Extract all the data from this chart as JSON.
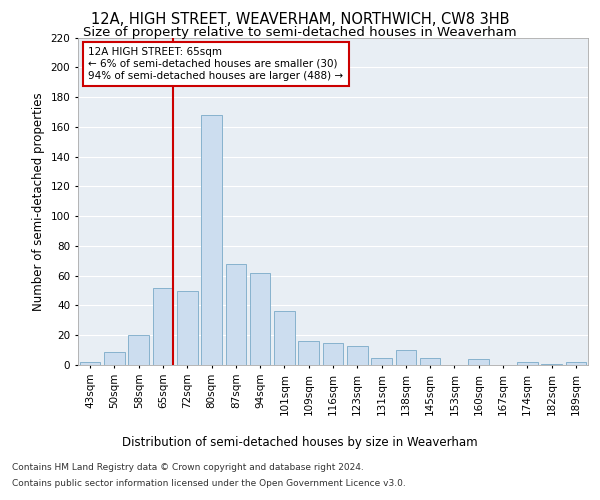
{
  "title1": "12A, HIGH STREET, WEAVERHAM, NORTHWICH, CW8 3HB",
  "title2": "Size of property relative to semi-detached houses in Weaverham",
  "xlabel": "Distribution of semi-detached houses by size in Weaverham",
  "ylabel": "Number of semi-detached properties",
  "categories": [
    "43sqm",
    "50sqm",
    "58sqm",
    "65sqm",
    "72sqm",
    "80sqm",
    "87sqm",
    "94sqm",
    "101sqm",
    "109sqm",
    "116sqm",
    "123sqm",
    "131sqm",
    "138sqm",
    "145sqm",
    "153sqm",
    "160sqm",
    "167sqm",
    "174sqm",
    "182sqm",
    "189sqm"
  ],
  "values": [
    2,
    9,
    20,
    52,
    50,
    168,
    68,
    62,
    36,
    16,
    15,
    13,
    5,
    10,
    5,
    0,
    4,
    0,
    2,
    1,
    2
  ],
  "bar_color": "#ccddef",
  "bar_edge_color": "#7aaac8",
  "highlight_line_color": "#cc0000",
  "annotation_text": "12A HIGH STREET: 65sqm\n← 6% of semi-detached houses are smaller (30)\n94% of semi-detached houses are larger (488) →",
  "annotation_box_color": "#ffffff",
  "annotation_box_edge": "#cc0000",
  "ylim": [
    0,
    220
  ],
  "yticks": [
    0,
    20,
    40,
    60,
    80,
    100,
    120,
    140,
    160,
    180,
    200,
    220
  ],
  "footer1": "Contains HM Land Registry data © Crown copyright and database right 2024.",
  "footer2": "Contains public sector information licensed under the Open Government Licence v3.0.",
  "fig_bg_color": "#ffffff",
  "plot_bg_color": "#e8eef4",
  "grid_color": "#ffffff",
  "title_fontsize": 10.5,
  "subtitle_fontsize": 9.5,
  "axis_label_fontsize": 8.5,
  "tick_fontsize": 7.5,
  "annotation_fontsize": 7.5,
  "footer_fontsize": 6.5
}
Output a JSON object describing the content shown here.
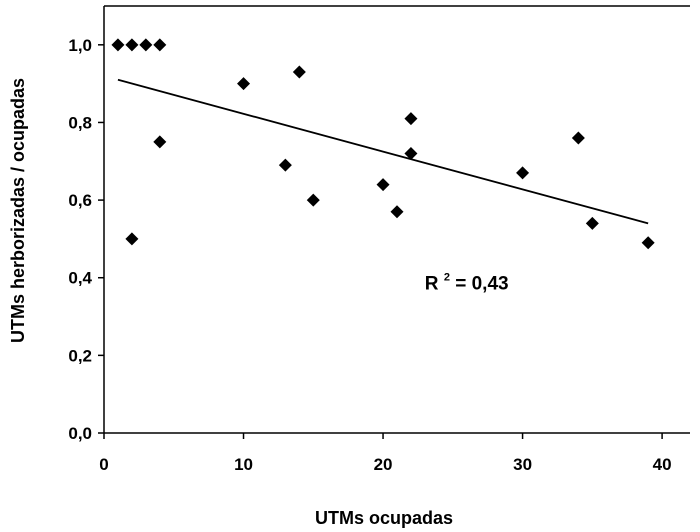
{
  "chart_data": {
    "type": "scatter",
    "title": "",
    "xlabel": "UTMs ocupadas",
    "ylabel": "UTMs herborizadas / ocupadas",
    "xlim": [
      0,
      42
    ],
    "ylim": [
      0,
      1.1
    ],
    "xticks": [
      0,
      10,
      20,
      30,
      40
    ],
    "yticks": [
      0.0,
      0.2,
      0.4,
      0.6,
      0.8,
      1.0
    ],
    "xtick_labels": [
      "0",
      "10",
      "20",
      "30",
      "40"
    ],
    "ytick_labels": [
      "0,0",
      "0,2",
      "0,4",
      "0,6",
      "0,8",
      "1,0"
    ],
    "grid": false,
    "points": [
      {
        "x": 1,
        "y": 1.0
      },
      {
        "x": 2,
        "y": 1.0
      },
      {
        "x": 3,
        "y": 1.0
      },
      {
        "x": 4,
        "y": 1.0
      },
      {
        "x": 2,
        "y": 0.5
      },
      {
        "x": 4,
        "y": 0.75
      },
      {
        "x": 10,
        "y": 0.9
      },
      {
        "x": 13,
        "y": 0.69
      },
      {
        "x": 14,
        "y": 0.93
      },
      {
        "x": 15,
        "y": 0.6
      },
      {
        "x": 20,
        "y": 0.64
      },
      {
        "x": 21,
        "y": 0.57
      },
      {
        "x": 22,
        "y": 0.81
      },
      {
        "x": 22,
        "y": 0.72
      },
      {
        "x": 30,
        "y": 0.67
      },
      {
        "x": 34,
        "y": 0.76
      },
      {
        "x": 35,
        "y": 0.54
      },
      {
        "x": 39,
        "y": 0.49
      }
    ],
    "trendline": {
      "x": [
        1,
        39
      ],
      "y": [
        0.91,
        0.54
      ]
    },
    "annotation": {
      "text_main": "R",
      "text_sup": "2",
      "text_rest": " = 0,43",
      "x": 25,
      "y": 0.37
    }
  }
}
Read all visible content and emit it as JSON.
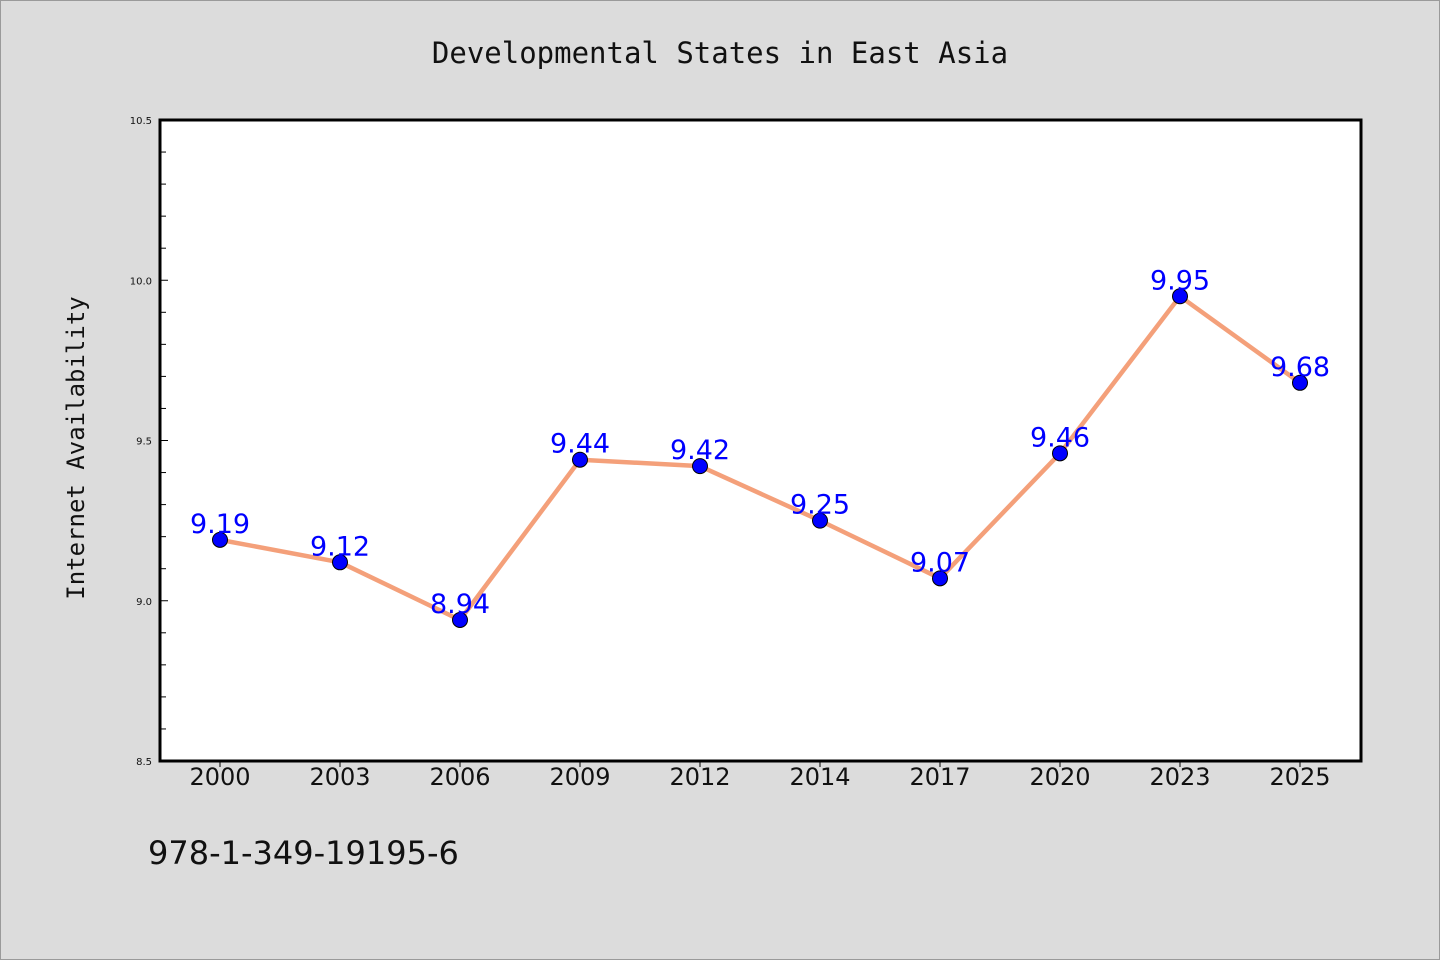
{
  "chart_data": {
    "type": "line",
    "title": "Developmental States in East Asia",
    "xlabel": "",
    "ylabel": "Internet Availability",
    "categories": [
      "2000",
      "2003",
      "2006",
      "2009",
      "2012",
      "2014",
      "2017",
      "2020",
      "2023",
      "2025"
    ],
    "series": [
      {
        "values": [
          9.19,
          9.12,
          8.94,
          9.44,
          9.42,
          9.25,
          9.07,
          9.46,
          9.95,
          9.68
        ],
        "line_color": "#f4a07a",
        "marker_color": "#0000ff"
      }
    ],
    "data_labels": [
      "9.19",
      "9.12",
      "8.94",
      "9.44",
      "9.42",
      "9.25",
      "9.07",
      "9.46",
      "9.95",
      "9.68"
    ],
    "ylim": [
      8.5,
      10.5
    ],
    "yticks": [
      "8.5",
      "9.0",
      "9.5",
      "10.0",
      "10.5"
    ],
    "grid": false,
    "legend": "none",
    "label_color": "#0000ff",
    "background_color": "#dcdcdc",
    "plot_background": "#ffffff"
  },
  "footer_text": "978-1-349-19195-6"
}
#####
> [EXERCISE TASK] Without including any pictures, print each record exactly.

> [EXERCISE RESULT]
Extract all the data from this chart as JSON.
{
  "title1": "12A, HIGH STREET, WEAVERHAM, NORTHWICH, CW8 3HB",
  "title2": "Size of property relative to semi-detached houses in Weaverham",
  "xlabel": "Distribution of semi-detached houses by size in Weaverham",
  "ylabel": "Number of semi-detached properties",
  "categories": [
    "43sqm",
    "50sqm",
    "58sqm",
    "65sqm",
    "72sqm",
    "80sqm",
    "87sqm",
    "94sqm",
    "101sqm",
    "109sqm",
    "116sqm",
    "123sqm",
    "131sqm",
    "138sqm",
    "145sqm",
    "153sqm",
    "160sqm",
    "167sqm",
    "174sqm",
    "182sqm",
    "189sqm"
  ],
  "values": [
    2,
    9,
    20,
    52,
    50,
    168,
    68,
    62,
    36,
    16,
    15,
    13,
    5,
    10,
    5,
    0,
    4,
    0,
    2,
    1,
    2
  ],
  "bar_color": "#ccddef",
  "bar_edge_color": "#7aaac8",
  "highlight_line_color": "#cc0000",
  "annotation_text": "12A HIGH STREET: 65sqm\n← 6% of semi-detached houses are smaller (30)\n94% of semi-detached houses are larger (488) →",
  "annotation_box_color": "#ffffff",
  "annotation_box_edge": "#cc0000",
  "ylim": [
    0,
    220
  ],
  "yticks": [
    0,
    20,
    40,
    60,
    80,
    100,
    120,
    140,
    160,
    180,
    200,
    220
  ],
  "footer1": "Contains HM Land Registry data © Crown copyright and database right 2024.",
  "footer2": "Contains public sector information licensed under the Open Government Licence v3.0.",
  "fig_bg_color": "#ffffff",
  "plot_bg_color": "#e8eef4",
  "grid_color": "#ffffff",
  "title_fontsize": 10.5,
  "subtitle_fontsize": 9.5,
  "axis_label_fontsize": 8.5,
  "tick_fontsize": 7.5,
  "annotation_fontsize": 7.5,
  "footer_fontsize": 6.5
}
Output a JSON object describing the content shown here.
{
  "chart_data": {
    "type": "scatter",
    "title": "",
    "xlabel": "UTMs ocupadas",
    "ylabel": "UTMs herborizadas / ocupadas",
    "xlim": [
      0,
      42
    ],
    "ylim": [
      0,
      1.1
    ],
    "xticks": [
      0,
      10,
      20,
      30,
      40
    ],
    "yticks": [
      0.0,
      0.2,
      0.4,
      0.6,
      0.8,
      1.0
    ],
    "xtick_labels": [
      "0",
      "10",
      "20",
      "30",
      "40"
    ],
    "ytick_labels": [
      "0,0",
      "0,2",
      "0,4",
      "0,6",
      "0,8",
      "1,0"
    ],
    "grid": false,
    "points": [
      {
        "x": 1,
        "y": 1.0
      },
      {
        "x": 2,
        "y": 1.0
      },
      {
        "x": 3,
        "y": 1.0
      },
      {
        "x": 4,
        "y": 1.0
      },
      {
        "x": 2,
        "y": 0.5
      },
      {
        "x": 4,
        "y": 0.75
      },
      {
        "x": 10,
        "y": 0.9
      },
      {
        "x": 13,
        "y": 0.69
      },
      {
        "x": 14,
        "y": 0.93
      },
      {
        "x": 15,
        "y": 0.6
      },
      {
        "x": 20,
        "y": 0.64
      },
      {
        "x": 21,
        "y": 0.57
      },
      {
        "x": 22,
        "y": 0.81
      },
      {
        "x": 22,
        "y": 0.72
      },
      {
        "x": 30,
        "y": 0.67
      },
      {
        "x": 34,
        "y": 0.76
      },
      {
        "x": 35,
        "y": 0.54
      },
      {
        "x": 39,
        "y": 0.49
      }
    ],
    "trendline": {
      "x": [
        1,
        39
      ],
      "y": [
        0.91,
        0.54
      ]
    },
    "annotation": {
      "text_main": "R",
      "text_sup": "2",
      "text_rest": " = 0,43",
      "x": 25,
      "y": 0.37
    }
  }
}
Read all visible content and emit it as JSON.
{
  "chart_data": {
    "type": "line",
    "title": "Developmental States in East Asia",
    "xlabel": "",
    "ylabel": "Internet Availability",
    "categories": [
      "2000",
      "2003",
      "2006",
      "2009",
      "2012",
      "2014",
      "2017",
      "2020",
      "2023",
      "2025"
    ],
    "series": [
      {
        "values": [
          9.19,
          9.12,
          8.94,
          9.44,
          9.42,
          9.25,
          9.07,
          9.46,
          9.95,
          9.68
        ],
        "line_color": "#f4a07a",
        "marker_color": "#0000ff"
      }
    ],
    "data_labels": [
      "9.19",
      "9.12",
      "8.94",
      "9.44",
      "9.42",
      "9.25",
      "9.07",
      "9.46",
      "9.95",
      "9.68"
    ],
    "ylim": [
      8.5,
      10.5
    ],
    "yticks": [
      "8.5",
      "9.0",
      "9.5",
      "10.0",
      "10.5"
    ],
    "grid": false,
    "legend": "none",
    "label_color": "#0000ff",
    "background_color": "#dcdcdc",
    "plot_background": "#ffffff"
  },
  "footer_text": "978-1-349-19195-6"
}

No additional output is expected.